__What needs to be done__.
Return all of the data exactly as written, without the pictures.

::::

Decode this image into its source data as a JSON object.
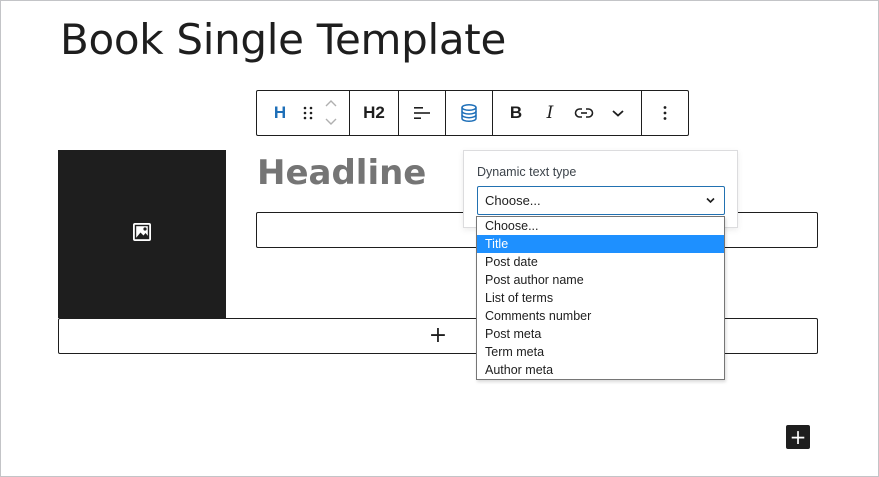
{
  "page": {
    "title": "Book Single Template"
  },
  "toolbar": {
    "block_type_label": "H",
    "heading_level_label": "H2",
    "bold_label": "B",
    "italic_label": "I"
  },
  "block": {
    "headline_placeholder": "Headline"
  },
  "dynamic_text": {
    "label": "Dynamic text type",
    "selected_value": "Choose...",
    "options": [
      "Choose...",
      "Title",
      "Post date",
      "Post author name",
      "List of terms",
      "Comments number",
      "Post meta",
      "Term meta",
      "Author meta"
    ],
    "highlighted_index": 1
  },
  "appender": {
    "plus_symbol": "+"
  },
  "colors": {
    "accent": "#1e6fb8",
    "highlight": "#1e90ff",
    "dark": "#1e1e1e"
  }
}
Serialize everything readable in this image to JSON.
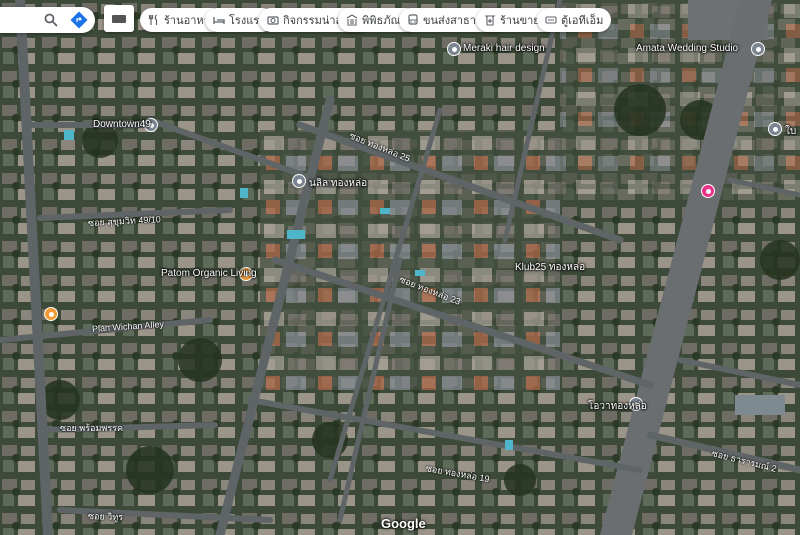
{
  "chips": [
    {
      "label": "ร้านอาหาร",
      "icon": "fork-knife-icon"
    },
    {
      "label": "โรงแรม",
      "icon": "bed-icon"
    },
    {
      "label": "กิจกรรมน่าสนใจ",
      "icon": "camera-icon"
    },
    {
      "label": "พิพิธภัณฑ์",
      "icon": "museum-icon"
    },
    {
      "label": "ขนส่งสาธารณะ",
      "icon": "bus-icon"
    },
    {
      "label": "ร้านขายยา",
      "icon": "pharmacy-icon"
    },
    {
      "label": "ตู้เอทีเอ็ม",
      "icon": "atm-icon"
    }
  ],
  "places": [
    {
      "label": "Meraki hair design",
      "pin_color": "#7b8591"
    },
    {
      "label": "Amata Wedding Studio",
      "pin_color": "#7b8591"
    },
    {
      "label": "Downtown49",
      "pin_color": "#7b8591"
    },
    {
      "label": "นลิล ทองหล่อ",
      "pin_color": "#7b8591"
    },
    {
      "label": "Klub25 ทองหล่อ",
      "pin_color": "#7b8591"
    },
    {
      "label": "Patom Organic Living",
      "pin_color": "#f29b35"
    },
    {
      "label": "โอวาทองหล่อ",
      "pin_color": "#7b8591"
    },
    {
      "label": "ใบ",
      "pin_color": "#7b8591"
    },
    {
      "label": "",
      "pin_color": "#e8348b"
    },
    {
      "label": "",
      "pin_color": "#f29b35"
    }
  ],
  "roads": [
    "ซอย ทองหล่อ 25",
    "ซอย ทองหล่อ 23",
    "ซอย สุขุมวิท 49/10",
    "Plan Wichan Alley",
    "ซอย พร้อมพรรค",
    "ซอย ธารารมณ์ 2",
    "ซอย ทองหล่อ 19",
    "ซอย วิทูร"
  ],
  "attribution": "Google",
  "colors": {
    "chip_bg": "#ffffff",
    "chip_text": "#3c4043",
    "search_blue": "#1a73e8"
  }
}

::::

__Answer to the exercise__.
Decode this image into its source data as a JSON object.
{
  "page": {
    "title": "Book Single Template"
  },
  "toolbar": {
    "block_type_label": "H",
    "heading_level_label": "H2",
    "bold_label": "B",
    "italic_label": "I"
  },
  "block": {
    "headline_placeholder": "Headline"
  },
  "dynamic_text": {
    "label": "Dynamic text type",
    "selected_value": "Choose...",
    "options": [
      "Choose...",
      "Title",
      "Post date",
      "Post author name",
      "List of terms",
      "Comments number",
      "Post meta",
      "Term meta",
      "Author meta"
    ],
    "highlighted_index": 1
  },
  "appender": {
    "plus_symbol": "+"
  },
  "colors": {
    "accent": "#1e6fb8",
    "highlight": "#1e90ff",
    "dark": "#1e1e1e"
  }
}
Serialize everything readable in this image to JSON.
{
  "chips": [
    {
      "label": "ร้านอาหาร",
      "icon": "fork-knife-icon"
    },
    {
      "label": "โรงแรม",
      "icon": "bed-icon"
    },
    {
      "label": "กิจกรรมน่าสนใจ",
      "icon": "camera-icon"
    },
    {
      "label": "พิพิธภัณฑ์",
      "icon": "museum-icon"
    },
    {
      "label": "ขนส่งสาธารณะ",
      "icon": "bus-icon"
    },
    {
      "label": "ร้านขายยา",
      "icon": "pharmacy-icon"
    },
    {
      "label": "ตู้เอทีเอ็ม",
      "icon": "atm-icon"
    }
  ],
  "places": [
    {
      "label": "Meraki hair design",
      "pin_color": "#7b8591"
    },
    {
      "label": "Amata Wedding Studio",
      "pin_color": "#7b8591"
    },
    {
      "label": "Downtown49",
      "pin_color": "#7b8591"
    },
    {
      "label": "นลิล ทองหล่อ",
      "pin_color": "#7b8591"
    },
    {
      "label": "Klub25 ทองหล่อ",
      "pin_color": "#7b8591"
    },
    {
      "label": "Patom Organic Living",
      "pin_color": "#f29b35"
    },
    {
      "label": "โอวาทองหล่อ",
      "pin_color": "#7b8591"
    },
    {
      "label": "ใบ",
      "pin_color": "#7b8591"
    },
    {
      "label": "",
      "pin_color": "#e8348b"
    },
    {
      "label": "",
      "pin_color": "#f29b35"
    }
  ],
  "roads": [
    "ซอย ทองหล่อ 25",
    "ซอย ทองหล่อ 23",
    "ซอย สุขุมวิท 49/10",
    "Plan Wichan Alley",
    "ซอย พร้อมพรรค",
    "ซอย ธารารมณ์ 2",
    "ซอย ทองหล่อ 19",
    "ซอย วิทูร"
  ],
  "attribution": "Google",
  "colors": {
    "chip_bg": "#ffffff",
    "chip_text": "#3c4043",
    "search_blue": "#1a73e8"
  }
}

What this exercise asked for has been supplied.